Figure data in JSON
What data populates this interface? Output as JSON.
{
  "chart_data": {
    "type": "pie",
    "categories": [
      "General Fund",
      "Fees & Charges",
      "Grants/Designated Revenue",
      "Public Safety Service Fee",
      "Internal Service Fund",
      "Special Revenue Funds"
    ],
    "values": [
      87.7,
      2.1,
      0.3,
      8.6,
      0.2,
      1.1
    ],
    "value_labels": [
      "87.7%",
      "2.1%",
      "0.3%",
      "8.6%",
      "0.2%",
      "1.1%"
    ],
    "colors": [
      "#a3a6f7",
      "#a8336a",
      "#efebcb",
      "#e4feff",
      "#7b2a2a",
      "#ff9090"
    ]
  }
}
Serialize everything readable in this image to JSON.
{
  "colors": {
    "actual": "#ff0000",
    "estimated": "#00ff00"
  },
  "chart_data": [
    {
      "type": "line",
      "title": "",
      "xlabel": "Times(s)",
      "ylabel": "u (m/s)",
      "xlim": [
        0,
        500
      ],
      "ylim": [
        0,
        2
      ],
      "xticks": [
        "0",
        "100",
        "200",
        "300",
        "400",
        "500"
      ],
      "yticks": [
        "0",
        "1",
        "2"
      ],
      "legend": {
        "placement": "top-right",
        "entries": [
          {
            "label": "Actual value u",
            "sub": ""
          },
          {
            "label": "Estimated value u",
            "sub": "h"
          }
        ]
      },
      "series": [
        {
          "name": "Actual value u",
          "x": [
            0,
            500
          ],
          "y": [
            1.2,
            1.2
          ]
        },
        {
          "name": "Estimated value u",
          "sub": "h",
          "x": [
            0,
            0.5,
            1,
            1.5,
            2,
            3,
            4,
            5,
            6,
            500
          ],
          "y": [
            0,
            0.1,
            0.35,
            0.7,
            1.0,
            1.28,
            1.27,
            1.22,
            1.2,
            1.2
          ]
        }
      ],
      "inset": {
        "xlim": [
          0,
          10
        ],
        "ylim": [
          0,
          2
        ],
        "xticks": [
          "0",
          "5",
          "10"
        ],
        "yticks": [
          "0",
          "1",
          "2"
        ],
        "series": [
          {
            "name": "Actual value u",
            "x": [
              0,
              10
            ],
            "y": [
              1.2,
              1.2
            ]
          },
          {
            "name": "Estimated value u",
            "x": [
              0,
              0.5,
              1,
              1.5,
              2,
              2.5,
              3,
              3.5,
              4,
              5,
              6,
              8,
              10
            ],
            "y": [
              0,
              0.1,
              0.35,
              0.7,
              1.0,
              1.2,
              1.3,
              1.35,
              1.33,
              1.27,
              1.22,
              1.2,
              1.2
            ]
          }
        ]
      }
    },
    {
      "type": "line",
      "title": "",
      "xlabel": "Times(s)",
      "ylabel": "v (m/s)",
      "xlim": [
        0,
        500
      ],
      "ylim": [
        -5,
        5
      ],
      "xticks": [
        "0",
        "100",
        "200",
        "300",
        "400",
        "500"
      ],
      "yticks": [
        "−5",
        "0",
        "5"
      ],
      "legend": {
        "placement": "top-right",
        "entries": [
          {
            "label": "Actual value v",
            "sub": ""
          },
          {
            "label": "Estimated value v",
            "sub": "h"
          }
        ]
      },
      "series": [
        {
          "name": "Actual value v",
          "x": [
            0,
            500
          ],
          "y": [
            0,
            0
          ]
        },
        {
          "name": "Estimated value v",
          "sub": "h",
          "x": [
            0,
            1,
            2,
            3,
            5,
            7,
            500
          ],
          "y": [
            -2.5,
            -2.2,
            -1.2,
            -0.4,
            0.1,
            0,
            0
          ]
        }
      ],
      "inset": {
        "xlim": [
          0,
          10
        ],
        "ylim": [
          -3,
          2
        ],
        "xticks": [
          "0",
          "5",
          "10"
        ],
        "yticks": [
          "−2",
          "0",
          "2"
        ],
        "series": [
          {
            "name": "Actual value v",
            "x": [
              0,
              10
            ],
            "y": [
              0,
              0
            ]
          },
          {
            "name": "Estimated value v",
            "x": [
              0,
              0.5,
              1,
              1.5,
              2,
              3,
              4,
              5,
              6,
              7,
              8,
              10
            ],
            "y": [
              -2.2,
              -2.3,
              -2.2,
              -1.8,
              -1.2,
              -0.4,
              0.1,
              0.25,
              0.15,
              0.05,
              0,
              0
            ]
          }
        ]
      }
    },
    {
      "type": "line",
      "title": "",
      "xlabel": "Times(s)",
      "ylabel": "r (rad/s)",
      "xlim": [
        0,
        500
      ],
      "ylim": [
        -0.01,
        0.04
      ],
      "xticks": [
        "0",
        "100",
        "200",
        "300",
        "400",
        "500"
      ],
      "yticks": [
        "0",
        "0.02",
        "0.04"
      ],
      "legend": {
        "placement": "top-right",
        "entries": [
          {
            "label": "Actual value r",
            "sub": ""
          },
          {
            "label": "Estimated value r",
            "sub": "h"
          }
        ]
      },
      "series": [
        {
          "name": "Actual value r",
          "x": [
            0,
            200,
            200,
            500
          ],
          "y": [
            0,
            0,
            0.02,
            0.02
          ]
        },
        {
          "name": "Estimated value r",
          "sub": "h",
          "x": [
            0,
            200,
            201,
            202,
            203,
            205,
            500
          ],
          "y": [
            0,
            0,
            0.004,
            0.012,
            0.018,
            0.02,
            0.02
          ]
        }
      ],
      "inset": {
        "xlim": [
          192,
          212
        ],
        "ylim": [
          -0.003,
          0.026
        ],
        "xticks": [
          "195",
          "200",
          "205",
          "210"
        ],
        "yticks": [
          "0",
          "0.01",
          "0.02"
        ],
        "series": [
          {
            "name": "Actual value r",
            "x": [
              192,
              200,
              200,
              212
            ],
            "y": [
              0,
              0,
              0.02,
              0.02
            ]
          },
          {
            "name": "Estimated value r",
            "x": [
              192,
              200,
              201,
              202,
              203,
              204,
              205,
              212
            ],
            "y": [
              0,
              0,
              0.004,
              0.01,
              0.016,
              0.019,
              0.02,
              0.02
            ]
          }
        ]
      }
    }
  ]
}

> [Stated problem]: Type out the entries again, word for word.

> [Exercise output]:
What data populates this interface? Output as JSON.
{
  "chart_data": {
    "type": "pie",
    "categories": [
      "General Fund",
      "Fees & Charges",
      "Grants/Designated Revenue",
      "Public Safety Service Fee",
      "Internal Service Fund",
      "Special Revenue Funds"
    ],
    "values": [
      87.7,
      2.1,
      0.3,
      8.6,
      0.2,
      1.1
    ],
    "value_labels": [
      "87.7%",
      "2.1%",
      "0.3%",
      "8.6%",
      "0.2%",
      "1.1%"
    ],
    "colors": [
      "#a3a6f7",
      "#a8336a",
      "#efebcb",
      "#e4feff",
      "#7b2a2a",
      "#ff9090"
    ]
  }
}
Serialize everything readable in this image to JSON.
{
  "colors": {
    "actual": "#ff0000",
    "estimated": "#00ff00"
  },
  "chart_data": [
    {
      "type": "line",
      "title": "",
      "xlabel": "Times(s)",
      "ylabel": "u (m/s)",
      "xlim": [
        0,
        500
      ],
      "ylim": [
        0,
        2
      ],
      "xticks": [
        "0",
        "100",
        "200",
        "300",
        "400",
        "500"
      ],
      "yticks": [
        "0",
        "1",
        "2"
      ],
      "legend": {
        "placement": "top-right",
        "entries": [
          {
            "label": "Actual value u",
            "sub": ""
          },
          {
            "label": "Estimated value u",
            "sub": "h"
          }
        ]
      },
      "series": [
        {
          "name": "Actual value u",
          "x": [
            0,
            500
          ],
          "y": [
            1.2,
            1.2
          ]
        },
        {
          "name": "Estimated value u",
          "sub": "h",
          "x": [
            0,
            0.5,
            1,
            1.5,
            2,
            3,
            4,
            5,
            6,
            500
          ],
          "y": [
            0,
            0.1,
            0.35,
            0.7,
            1.0,
            1.28,
            1.27,
            1.22,
            1.2,
            1.2
          ]
        }
      ],
      "inset": {
        "xlim": [
          0,
          10
        ],
        "ylim": [
          0,
          2
        ],
        "xticks": [
          "0",
          "5",
          "10"
        ],
        "yticks": [
          "0",
          "1",
          "2"
        ],
        "series": [
          {
            "name": "Actual value u",
            "x": [
              0,
              10
            ],
            "y": [
              1.2,
              1.2
            ]
          },
          {
            "name": "Estimated value u",
            "x": [
              0,
              0.5,
              1,
              1.5,
              2,
              2.5,
              3,
              3.5,
              4,
              5,
              6,
              8,
              10
            ],
            "y": [
              0,
              0.1,
              0.35,
              0.7,
              1.0,
              1.2,
              1.3,
              1.35,
              1.33,
              1.27,
              1.22,
              1.2,
              1.2
            ]
          }
        ]
      }
    },
    {
      "type": "line",
      "title": "",
      "xlabel": "Times(s)",
      "ylabel": "v (m/s)",
      "xlim": [
        0,
        500
      ],
      "ylim": [
        -5,
        5
      ],
      "xticks": [
        "0",
        "100",
        "200",
        "300",
        "400",
        "500"
      ],
      "yticks": [
        "−5",
        "0",
        "5"
      ],
      "legend": {
        "placement": "top-right",
        "entries": [
          {
            "label": "Actual value v",
            "sub": ""
          },
          {
            "label": "Estimated value v",
            "sub": "h"
          }
        ]
      },
      "series": [
        {
          "name": "Actual value v",
          "x": [
            0,
            500
          ],
          "y": [
            0,
            0
          ]
        },
        {
          "name": "Estimated value v",
          "sub": "h",
          "x": [
            0,
            1,
            2,
            3,
            5,
            7,
            500
          ],
          "y": [
            -2.5,
            -2.2,
            -1.2,
            -0.4,
            0.1,
            0,
            0
          ]
        }
      ],
      "inset": {
        "xlim": [
          0,
          10
        ],
        "ylim": [
          -3,
          2
        ],
        "xticks": [
          "0",
          "5",
          "10"
        ],
        "yticks": [
          "−2",
          "0",
          "2"
        ],
        "series": [
          {
            "name": "Actual value v",
            "x": [
              0,
              10
            ],
            "y": [
              0,
              0
            ]
          },
          {
            "name": "Estimated value v",
            "x": [
              0,
              0.5,
              1,
              1.5,
              2,
              3,
              4,
              5,
              6,
              7,
              8,
              10
            ],
            "y": [
              -2.2,
              -2.3,
              -2.2,
              -1.8,
              -1.2,
              -0.4,
              0.1,
              0.25,
              0.15,
              0.05,
              0,
              0
            ]
          }
        ]
      }
    },
    {
      "type": "line",
      "title": "",
      "xlabel": "Times(s)",
      "ylabel": "r (rad/s)",
      "xlim": [
        0,
        500
      ],
      "ylim": [
        -0.01,
        0.04
      ],
      "xticks": [
        "0",
        "100",
        "200",
        "300",
        "400",
        "500"
      ],
      "yticks": [
        "0",
        "0.02",
        "0.04"
      ],
      "legend": {
        "placement": "top-right",
        "entries": [
          {
            "label": "Actual value r",
            "sub": ""
          },
          {
            "label": "Estimated value r",
            "sub": "h"
          }
        ]
      },
      "series": [
        {
          "name": "Actual value r",
          "x": [
            0,
            200,
            200,
            500
          ],
          "y": [
            0,
            0,
            0.02,
            0.02
          ]
        },
        {
          "name": "Estimated value r",
          "sub": "h",
          "x": [
            0,
            200,
            201,
            202,
            203,
            205,
            500
          ],
          "y": [
            0,
            0,
            0.004,
            0.012,
            0.018,
            0.02,
            0.02
          ]
        }
      ],
      "inset": {
        "xlim": [
          192,
          212
        ],
        "ylim": [
          -0.003,
          0.026
        ],
        "xticks": [
          "195",
          "200",
          "205",
          "210"
        ],
        "yticks": [
          "0",
          "0.01",
          "0.02"
        ],
        "series": [
          {
            "name": "Actual value r",
            "x": [
              192,
              200,
              200,
              212
            ],
            "y": [
              0,
              0,
              0.02,
              0.02
            ]
          },
          {
            "name": "Estimated value r",
            "x": [
              192,
              200,
              201,
              202,
              203,
              204,
              205,
              212
            ],
            "y": [
              0,
              0,
              0.004,
              0.01,
              0.016,
              0.019,
              0.02,
              0.02
            ]
          }
        ]
      }
    }
  ]
}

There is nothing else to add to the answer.